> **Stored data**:
== == ==
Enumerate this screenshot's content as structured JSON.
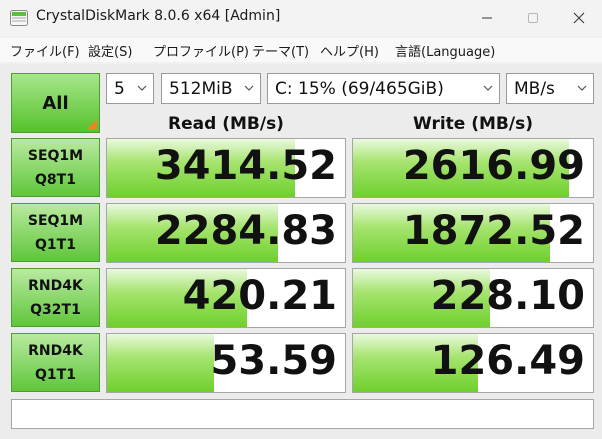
{
  "window": {
    "title": "CrystalDiskMark 8.0.6 x64 [Admin]",
    "app_icon": "crystaldiskmark-icon",
    "controls": [
      "minimize-icon",
      "maximize-icon",
      "close-icon"
    ]
  },
  "menu": [
    "ファイル(F)",
    "設定(S)",
    "プロファイル(P)",
    "テーマ(T)",
    "ヘルプ(H)",
    "言語(Language)"
  ],
  "controls": {
    "all_button": "All",
    "count": "5",
    "size": "512MiB",
    "drive": "C: 15% (69/465GiB)",
    "unit": "MB/s"
  },
  "headers": {
    "read": "Read (MB/s)",
    "write": "Write (MB/s)"
  },
  "tests": [
    {
      "line1": "SEQ1M",
      "line2": "Q8T1",
      "read": "3414.52",
      "write": "2616.99",
      "read_fill": 0.79,
      "write_fill": 0.9
    },
    {
      "line1": "SEQ1M",
      "line2": "Q1T1",
      "read": "2284.83",
      "write": "1872.52",
      "read_fill": 0.72,
      "write_fill": 0.82
    },
    {
      "line1": "RND4K",
      "line2": "Q32T1",
      "read": "420.21",
      "write": "228.10",
      "read_fill": 0.59,
      "write_fill": 0.57
    },
    {
      "line1": "RND4K",
      "line2": "Q1T1",
      "read": "53.59",
      "write": "126.49",
      "read_fill": 0.45,
      "write_fill": 0.52
    }
  ],
  "colors": {
    "bar_green": "#6ed02c",
    "button_green": "#55c22c",
    "all_corner": "#e8862a"
  }
}
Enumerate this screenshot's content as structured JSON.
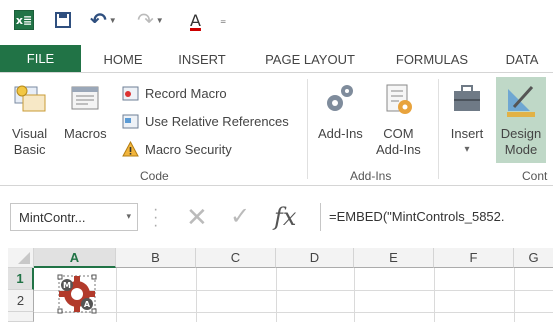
{
  "qat": {
    "app_icon_text": "x≣",
    "font_color_letter": "A",
    "icons": [
      "excel-logo-icon",
      "save-icon",
      "undo-icon",
      "redo-icon",
      "font-color-icon",
      "customize-qat-icon"
    ]
  },
  "tabs": [
    {
      "label": "FILE"
    },
    {
      "label": "HOME"
    },
    {
      "label": "INSERT"
    },
    {
      "label": "PAGE LAYOUT"
    },
    {
      "label": "FORMULAS"
    },
    {
      "label": "DATA"
    }
  ],
  "ribbon": {
    "code": {
      "label": "Code",
      "visual_basic": {
        "line1": "Visual",
        "line2": "Basic"
      },
      "macros": "Macros",
      "record_macro": "Record Macro",
      "use_relative": "Use Relative References",
      "macro_security": "Macro Security"
    },
    "addins": {
      "label": "Add-Ins",
      "addins_btn": "Add-Ins",
      "com_line1": "COM",
      "com_line2": "Add-Ins"
    },
    "controls": {
      "label": "Cont",
      "insert": "Insert",
      "insert_caret": "▾",
      "design_line1": "Design",
      "design_line2": "Mode"
    }
  },
  "formula_bar": {
    "name_box": "MintContr...",
    "name_box_caret": "▾",
    "cancel": "✕",
    "enter": "✓",
    "fx": "fx",
    "formula": "=EMBED(\"MintControls_5852."
  },
  "grid": {
    "columns": [
      "A",
      "B",
      "C",
      "D",
      "E",
      "F",
      "G"
    ],
    "rows": [
      "1",
      "2"
    ],
    "active_column": "A",
    "active_row": "1",
    "embedded_control": {
      "letters": [
        "M",
        "A"
      ]
    }
  },
  "colors": {
    "excel_green": "#217346",
    "design_mode_highlight": "#bfd8c7"
  }
}
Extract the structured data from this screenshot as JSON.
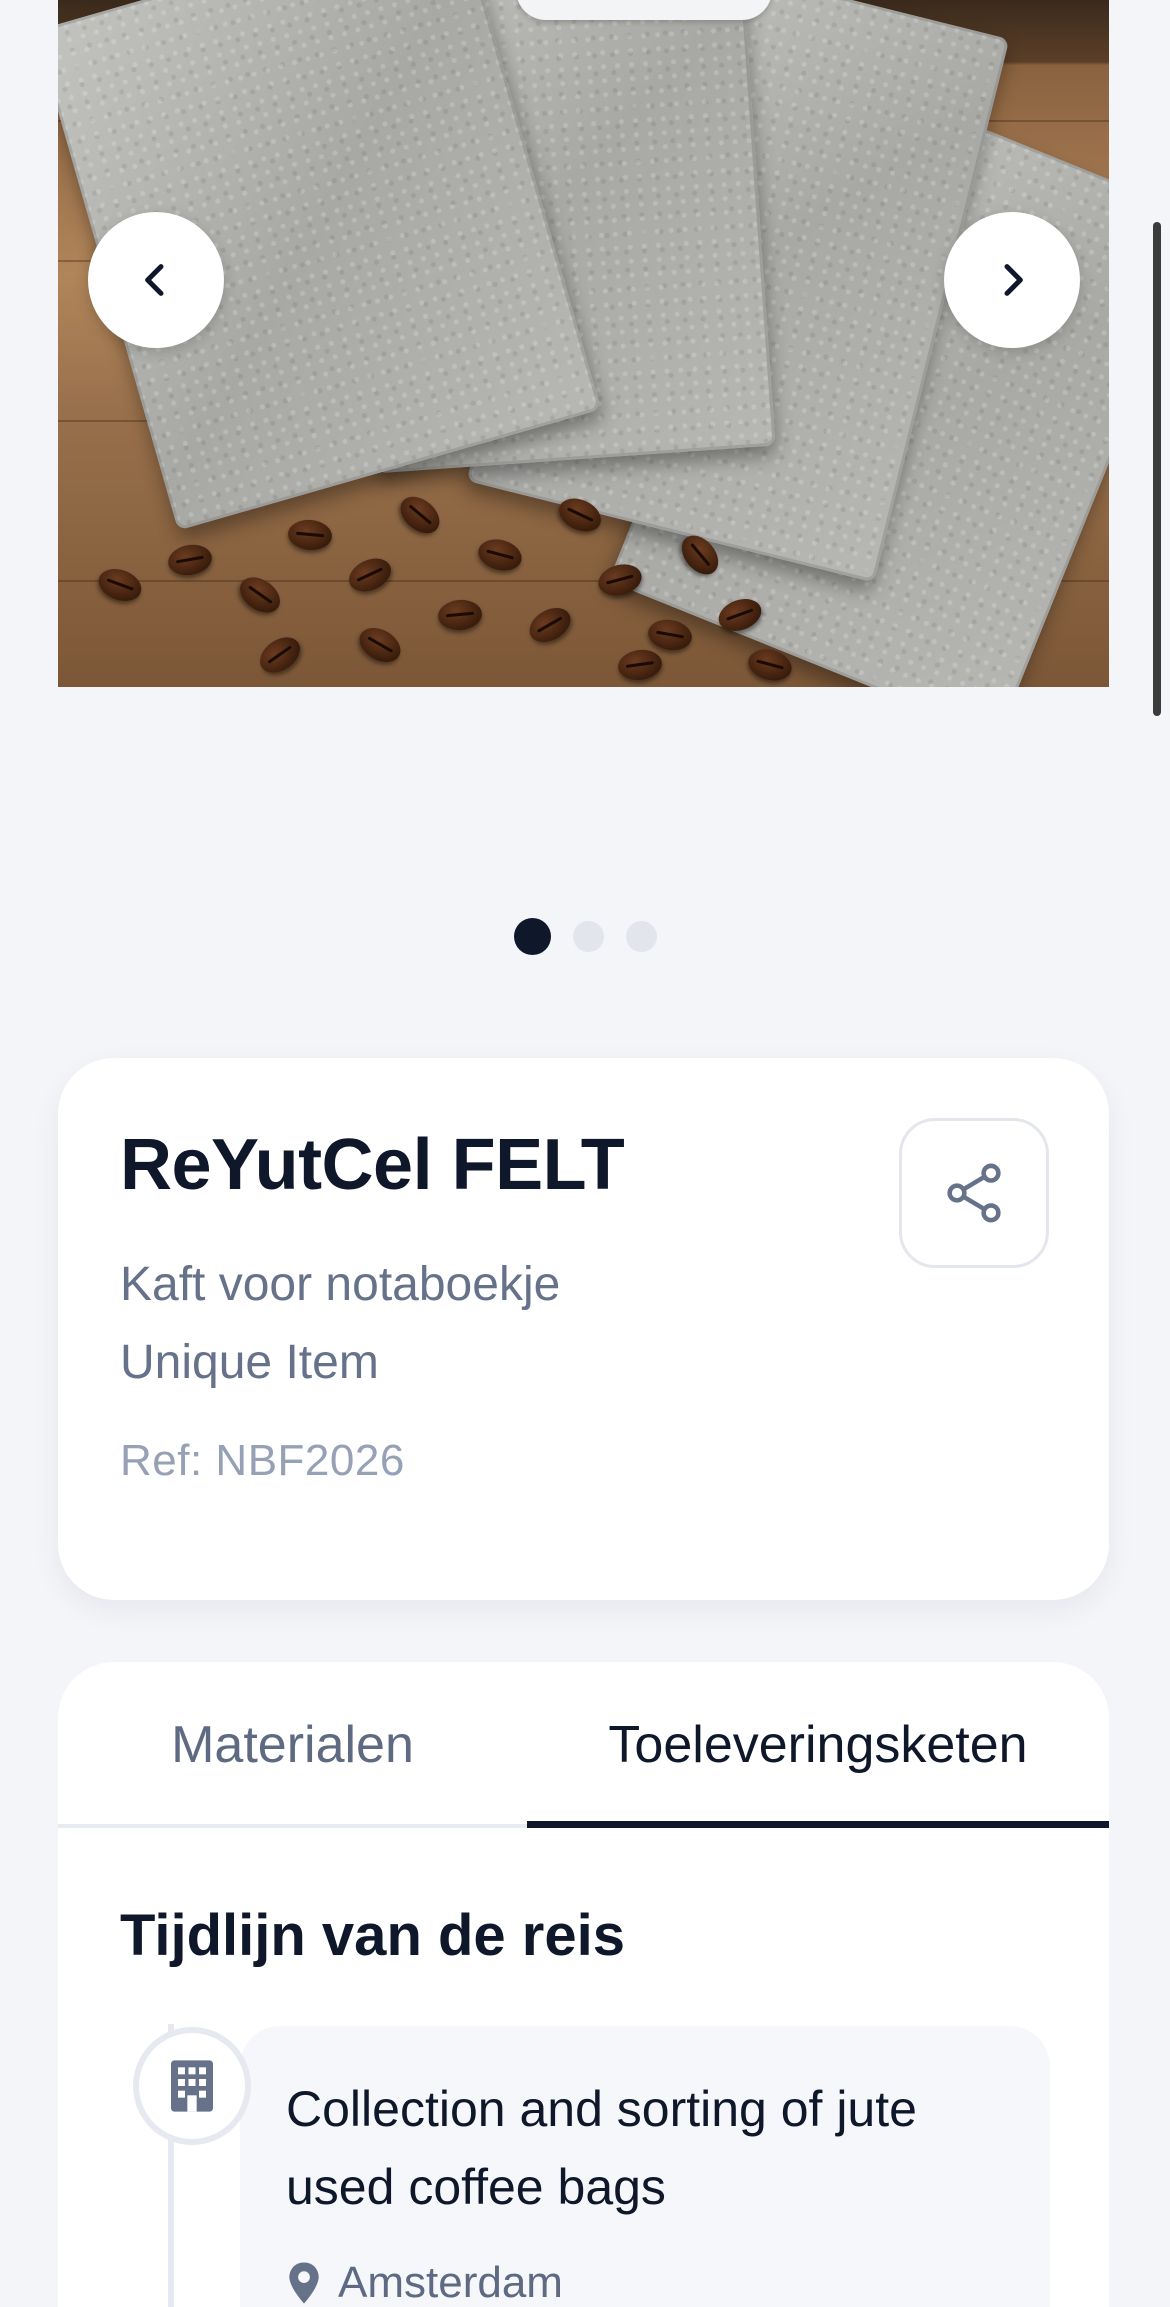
{
  "carousel": {
    "prev_icon": "chevron-left-icon",
    "next_icon": "chevron-right-icon",
    "slide_count": 3,
    "active_index": 0
  },
  "product": {
    "title": "ReYutCel FELT",
    "subtitle_line1": "Kaft voor notaboekje",
    "subtitle_line2": "Unique Item",
    "ref": "Ref: NBF2026",
    "share_icon": "share-icon"
  },
  "tabs": [
    {
      "label": "Materialen",
      "active": false
    },
    {
      "label": "Toeleveringsketen",
      "active": true
    }
  ],
  "timeline": {
    "title": "Tijdlijn van de reis",
    "steps": [
      {
        "icon": "building-icon",
        "title": "Collection and sorting of jute used coffee bags",
        "location": "Amsterdam",
        "location_icon": "location-pin-icon"
      }
    ]
  },
  "colors": {
    "background": "#f4f5f9",
    "text_primary": "#0f172a",
    "text_secondary": "#66728a",
    "text_muted": "#97a1b5",
    "active_dot": "#0f172a",
    "inactive_dot": "#e2e5ec"
  }
}
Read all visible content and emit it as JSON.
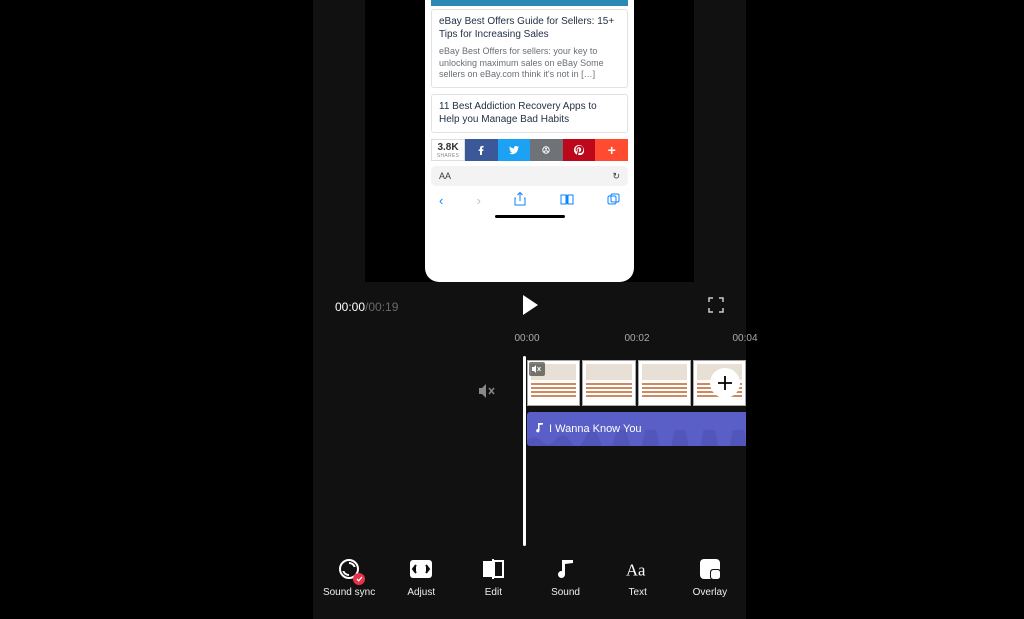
{
  "preview": {
    "article1": {
      "title": "eBay Best Offers Guide for Sellers: 15+ Tips for Increasing Sales",
      "excerpt": "eBay Best Offers for sellers: your key to unlocking maximum sales on eBay Some sellers on eBay.com think it's not in […]"
    },
    "article2": {
      "title": "11 Best Addiction Recovery Apps to Help you Manage Bad Habits"
    },
    "share": {
      "count": "3.8K",
      "label": "SHARES",
      "plus": "+"
    },
    "urlbar": {
      "aa": "AA",
      "refresh": "↻"
    }
  },
  "transport": {
    "current": "00:00",
    "sep": "/",
    "duration": "00:19"
  },
  "ruler": {
    "t0": "00:00",
    "t1": "00:02",
    "t2": "00:04"
  },
  "audio": {
    "label": "I Wanna Know You"
  },
  "toolbar": {
    "soundsync": "Sound sync",
    "adjust": "Adjust",
    "edit": "Edit",
    "sound": "Sound",
    "text": "Text",
    "overlay": "Overlay"
  }
}
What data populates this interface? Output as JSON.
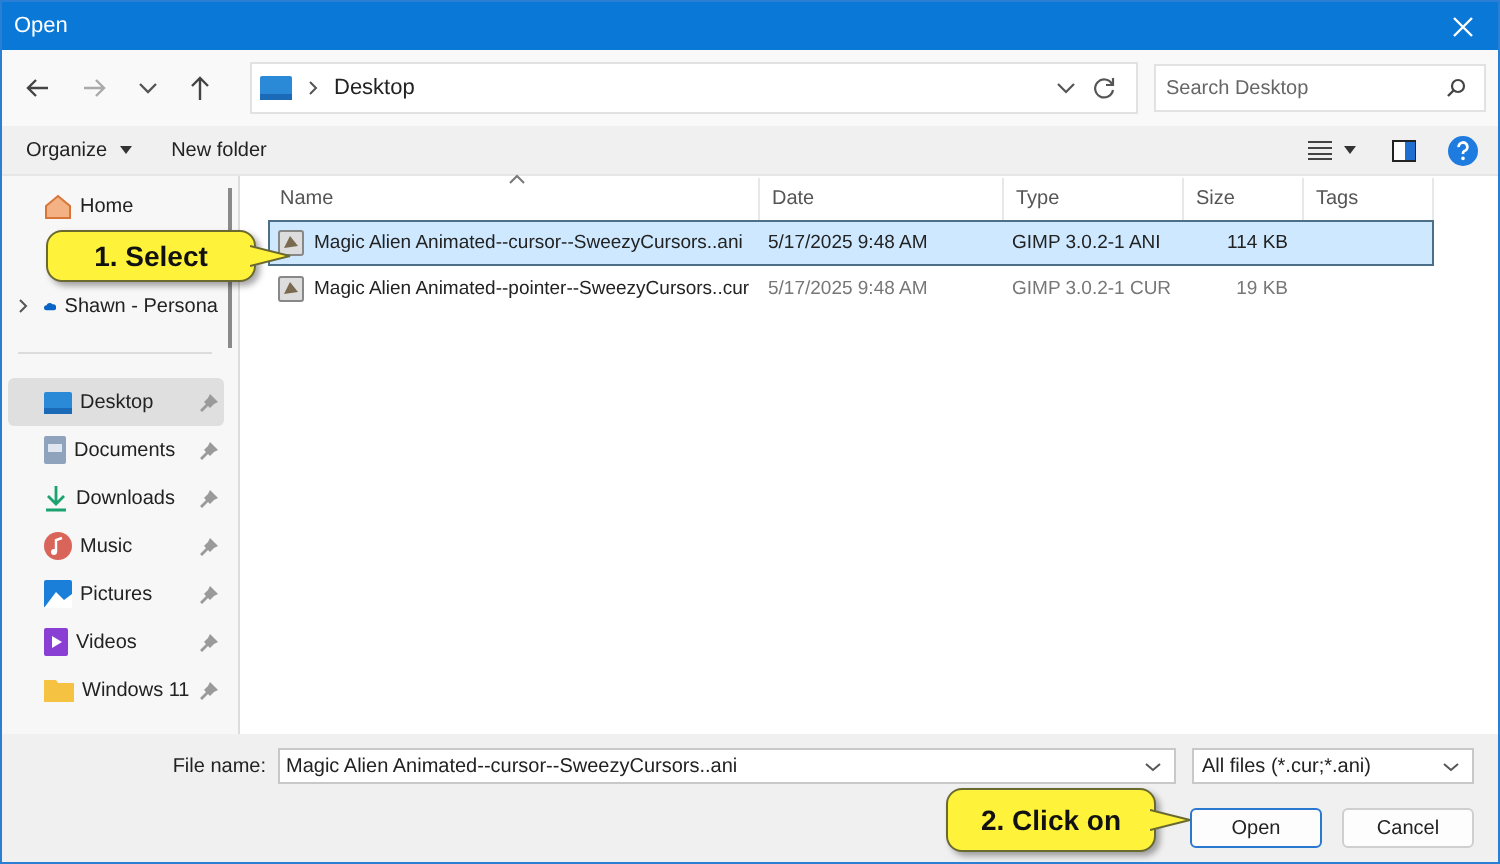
{
  "window": {
    "title": "Open"
  },
  "navigation": {
    "path": "Desktop",
    "search": {
      "placeholder": "Search Desktop"
    }
  },
  "toolbar": {
    "organize": "Organize",
    "new_folder": "New folder"
  },
  "sidebar": {
    "items": [
      {
        "label": "Home",
        "selected": false,
        "pinned": false,
        "expandable": false
      },
      {
        "label": "Shawn - Persona",
        "selected": false,
        "pinned": false,
        "expandable": true
      },
      {
        "label": "Desktop",
        "selected": true,
        "pinned": true,
        "expandable": false
      },
      {
        "label": "Documents",
        "selected": false,
        "pinned": true,
        "expandable": false
      },
      {
        "label": "Downloads",
        "selected": false,
        "pinned": true,
        "expandable": false
      },
      {
        "label": "Music",
        "selected": false,
        "pinned": true,
        "expandable": false
      },
      {
        "label": "Pictures",
        "selected": false,
        "pinned": true,
        "expandable": false
      },
      {
        "label": "Videos",
        "selected": false,
        "pinned": true,
        "expandable": false
      },
      {
        "label": "Windows 11",
        "selected": false,
        "pinned": true,
        "expandable": false
      }
    ]
  },
  "table": {
    "columns": [
      "Name",
      "Date",
      "Type",
      "Size",
      "Tags"
    ],
    "rows": [
      {
        "name": "Magic Alien Animated--cursor--SweezyCursors..ani",
        "date": "5/17/2025 9:48 AM",
        "type": "GIMP 3.0.2-1 ANI",
        "size": "114 KB",
        "selected": true
      },
      {
        "name": "Magic Alien Animated--pointer--SweezyCursors..cur",
        "date": "5/17/2025 9:48 AM",
        "type": "GIMP 3.0.2-1 CUR",
        "size": "19 KB",
        "selected": false
      }
    ]
  },
  "footer": {
    "file_name_label": "File name:",
    "file_name": "Magic Alien Animated--cursor--SweezyCursors..ani",
    "filter": "All files (*.cur;*.ani)",
    "buttons": [
      {
        "label": "Open",
        "default": true
      },
      {
        "label": "Cancel",
        "default": false
      }
    ]
  },
  "callouts": [
    {
      "text": "1. Select"
    },
    {
      "text": "2. Click on"
    }
  ]
}
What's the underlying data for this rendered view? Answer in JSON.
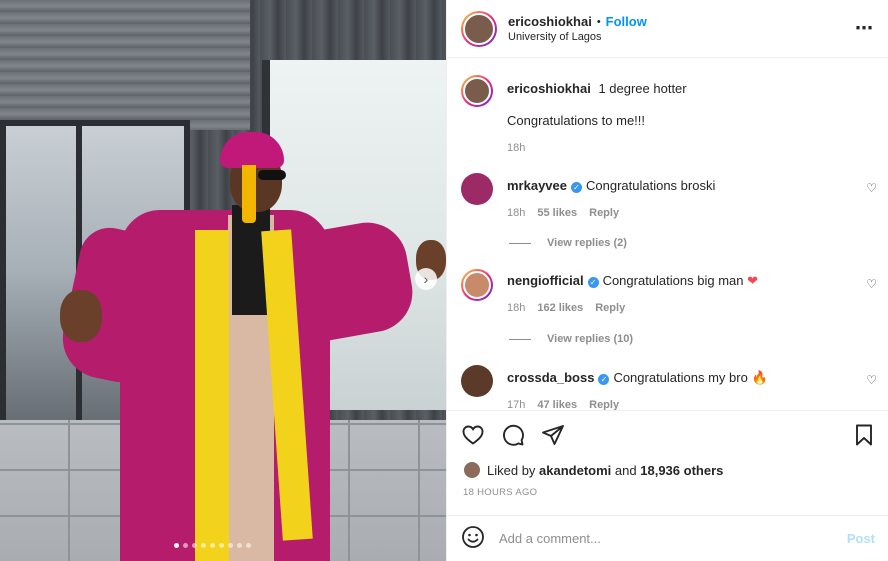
{
  "header": {
    "username": "ericoshiokhai",
    "separator": "•",
    "follow_label": "Follow",
    "location": "University of Lagos",
    "more_icon": "⋯"
  },
  "photo": {
    "carousel_dots": 9,
    "active_dot": 0,
    "next_icon": "›"
  },
  "caption": {
    "username": "ericoshiokhai",
    "line1": "1 degree hotter",
    "line2": "Congratulations to me!!!",
    "time": "18h"
  },
  "comments": [
    {
      "username": "mrkayvee",
      "verified": true,
      "text": "Congratulations broski",
      "emoji": "",
      "time": "18h",
      "likes": "55 likes",
      "reply": "Reply",
      "view_replies": "View replies (2)",
      "avatar_color": "#9b2a66"
    },
    {
      "username": "nengiofficial",
      "verified": true,
      "text": "Congratulations big man",
      "emoji": "❤",
      "time": "18h",
      "likes": "162 likes",
      "reply": "Reply",
      "view_replies": "View replies (10)",
      "avatar_color": "#c98a6a"
    },
    {
      "username": "crossda_boss",
      "verified": true,
      "text": "Congratulations my bro",
      "emoji": "🔥",
      "time": "17h",
      "likes": "47 likes",
      "reply": "Reply",
      "view_replies": "",
      "avatar_color": "#5c3a2a"
    }
  ],
  "actions": {
    "like_icon": "heart-icon",
    "comment_icon": "comment-icon",
    "share_icon": "share-icon",
    "save_icon": "bookmark-icon"
  },
  "likes": {
    "prefix": "Liked by",
    "user": "akandetomi",
    "and": "and",
    "others": "18,936 others"
  },
  "timestamp": "18 HOURS AGO",
  "add_comment": {
    "placeholder": "Add a comment...",
    "post_label": "Post"
  },
  "colors": {
    "accent": "#0095f6",
    "verified": "#3897f0",
    "muted": "#8e8e8e",
    "post_disabled": "#b2dffc"
  }
}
== == ==
> **Stated problem**:
For the listing above, identify each line bearing "location".

> **The completed task**:
        "location": "Amsterdam",
        "location_icon": "location-pin-icon"
    "location": "University of Lagos",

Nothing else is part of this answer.